SHORT EXERCISE: Reproduce each of the lines word for word.
- - -
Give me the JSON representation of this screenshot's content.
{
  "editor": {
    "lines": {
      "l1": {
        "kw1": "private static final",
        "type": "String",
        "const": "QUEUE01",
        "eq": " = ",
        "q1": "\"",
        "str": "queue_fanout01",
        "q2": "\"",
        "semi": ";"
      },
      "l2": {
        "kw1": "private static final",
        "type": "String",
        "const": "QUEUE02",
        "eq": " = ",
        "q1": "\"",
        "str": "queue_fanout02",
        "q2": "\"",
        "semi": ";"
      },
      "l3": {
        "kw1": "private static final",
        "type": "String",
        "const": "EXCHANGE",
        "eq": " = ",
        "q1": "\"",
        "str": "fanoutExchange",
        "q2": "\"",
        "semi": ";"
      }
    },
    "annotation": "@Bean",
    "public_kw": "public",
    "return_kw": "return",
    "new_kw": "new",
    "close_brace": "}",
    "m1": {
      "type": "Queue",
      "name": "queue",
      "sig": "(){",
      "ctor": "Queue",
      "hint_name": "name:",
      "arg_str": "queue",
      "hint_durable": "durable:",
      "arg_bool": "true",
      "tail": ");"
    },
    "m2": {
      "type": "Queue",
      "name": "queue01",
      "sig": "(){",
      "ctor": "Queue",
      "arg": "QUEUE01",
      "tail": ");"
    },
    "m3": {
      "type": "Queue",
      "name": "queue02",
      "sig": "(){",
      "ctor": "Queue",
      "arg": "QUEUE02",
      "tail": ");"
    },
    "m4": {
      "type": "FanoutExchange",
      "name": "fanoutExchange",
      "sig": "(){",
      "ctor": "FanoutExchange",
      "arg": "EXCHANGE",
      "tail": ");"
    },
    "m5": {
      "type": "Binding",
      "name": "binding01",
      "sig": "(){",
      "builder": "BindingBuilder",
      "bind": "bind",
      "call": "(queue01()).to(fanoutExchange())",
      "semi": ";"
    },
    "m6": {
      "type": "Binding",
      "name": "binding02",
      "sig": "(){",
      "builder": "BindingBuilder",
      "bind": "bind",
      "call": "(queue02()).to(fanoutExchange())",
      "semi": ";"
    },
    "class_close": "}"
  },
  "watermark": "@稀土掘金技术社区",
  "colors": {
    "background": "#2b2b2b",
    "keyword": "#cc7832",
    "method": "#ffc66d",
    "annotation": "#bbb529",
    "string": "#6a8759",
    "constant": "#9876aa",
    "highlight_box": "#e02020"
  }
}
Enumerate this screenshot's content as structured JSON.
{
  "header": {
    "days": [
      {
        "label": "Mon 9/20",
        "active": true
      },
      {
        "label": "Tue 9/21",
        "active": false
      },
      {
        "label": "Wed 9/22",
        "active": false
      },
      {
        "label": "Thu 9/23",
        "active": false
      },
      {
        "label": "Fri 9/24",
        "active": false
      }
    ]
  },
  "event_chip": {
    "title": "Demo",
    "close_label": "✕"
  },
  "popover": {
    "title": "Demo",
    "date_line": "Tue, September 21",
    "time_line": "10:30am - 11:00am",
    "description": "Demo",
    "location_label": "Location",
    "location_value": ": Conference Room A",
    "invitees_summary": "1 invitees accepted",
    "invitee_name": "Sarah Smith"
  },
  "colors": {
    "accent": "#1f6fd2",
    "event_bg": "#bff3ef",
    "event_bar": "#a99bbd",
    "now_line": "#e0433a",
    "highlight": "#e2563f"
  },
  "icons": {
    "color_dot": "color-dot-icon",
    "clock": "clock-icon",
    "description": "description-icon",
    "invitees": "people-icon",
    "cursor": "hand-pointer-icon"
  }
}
- - -
RESULT BELOW:
Give me the JSON representation of this screenshot's content.
{
  "editor": {
    "lines": {
      "l1": {
        "kw1": "private static final",
        "type": "String",
        "const": "QUEUE01",
        "eq": " = ",
        "q1": "\"",
        "str": "queue_fanout01",
        "q2": "\"",
        "semi": ";"
      },
      "l2": {
        "kw1": "private static final",
        "type": "String",
        "const": "QUEUE02",
        "eq": " = ",
        "q1": "\"",
        "str": "queue_fanout02",
        "q2": "\"",
        "semi": ";"
      },
      "l3": {
        "kw1": "private static final",
        "type": "String",
        "const": "EXCHANGE",
        "eq": " = ",
        "q1": "\"",
        "str": "fanoutExchange",
        "q2": "\"",
        "semi": ";"
      }
    },
    "annotation": "@Bean",
    "public_kw": "public",
    "return_kw": "return",
    "new_kw": "new",
    "close_brace": "}",
    "m1": {
      "type": "Queue",
      "name": "queue",
      "sig": "(){",
      "ctor": "Queue",
      "hint_name": "name:",
      "arg_str": "queue",
      "hint_durable": "durable:",
      "arg_bool": "true",
      "tail": ");"
    },
    "m2": {
      "type": "Queue",
      "name": "queue01",
      "sig": "(){",
      "ctor": "Queue",
      "arg": "QUEUE01",
      "tail": ");"
    },
    "m3": {
      "type": "Queue",
      "name": "queue02",
      "sig": "(){",
      "ctor": "Queue",
      "arg": "QUEUE02",
      "tail": ");"
    },
    "m4": {
      "type": "FanoutExchange",
      "name": "fanoutExchange",
      "sig": "(){",
      "ctor": "FanoutExchange",
      "arg": "EXCHANGE",
      "tail": ");"
    },
    "m5": {
      "type": "Binding",
      "name": "binding01",
      "sig": "(){",
      "builder": "BindingBuilder",
      "bind": "bind",
      "call": "(queue01()).to(fanoutExchange())",
      "semi": ";"
    },
    "m6": {
      "type": "Binding",
      "name": "binding02",
      "sig": "(){",
      "builder": "BindingBuilder",
      "bind": "bind",
      "call": "(queue02()).to(fanoutExchange())",
      "semi": ";"
    },
    "class_close": "}"
  },
  "watermark": "@稀土掘金技术社区",
  "colors": {
    "background": "#2b2b2b",
    "keyword": "#cc7832",
    "method": "#ffc66d",
    "annotation": "#bbb529",
    "string": "#6a8759",
    "constant": "#9876aa",
    "highlight_box": "#e02020"
  }
}
Enumerate this screenshot's content as structured JSON.
{
  "header": {
    "days": [
      {
        "label": "Mon 9/20",
        "active": true
      },
      {
        "label": "Tue 9/21",
        "active": false
      },
      {
        "label": "Wed 9/22",
        "active": false
      },
      {
        "label": "Thu 9/23",
        "active": false
      },
      {
        "label": "Fri 9/24",
        "active": false
      }
    ]
  },
  "event_chip": {
    "title": "Demo",
    "close_label": "✕"
  },
  "popover": {
    "title": "Demo",
    "date_line": "Tue, September 21",
    "time_line": "10:30am - 11:00am",
    "description": "Demo",
    "location_label": "Location",
    "location_value": ": Conference Room A",
    "invitees_summary": "1 invitees accepted",
    "invitee_name": "Sarah Smith"
  },
  "colors": {
    "accent": "#1f6fd2",
    "event_bg": "#bff3ef",
    "event_bar": "#a99bbd",
    "now_line": "#e0433a",
    "highlight": "#e2563f"
  },
  "icons": {
    "color_dot": "color-dot-icon",
    "clock": "clock-icon",
    "description": "description-icon",
    "invitees": "people-icon",
    "cursor": "hand-pointer-icon"
  }
}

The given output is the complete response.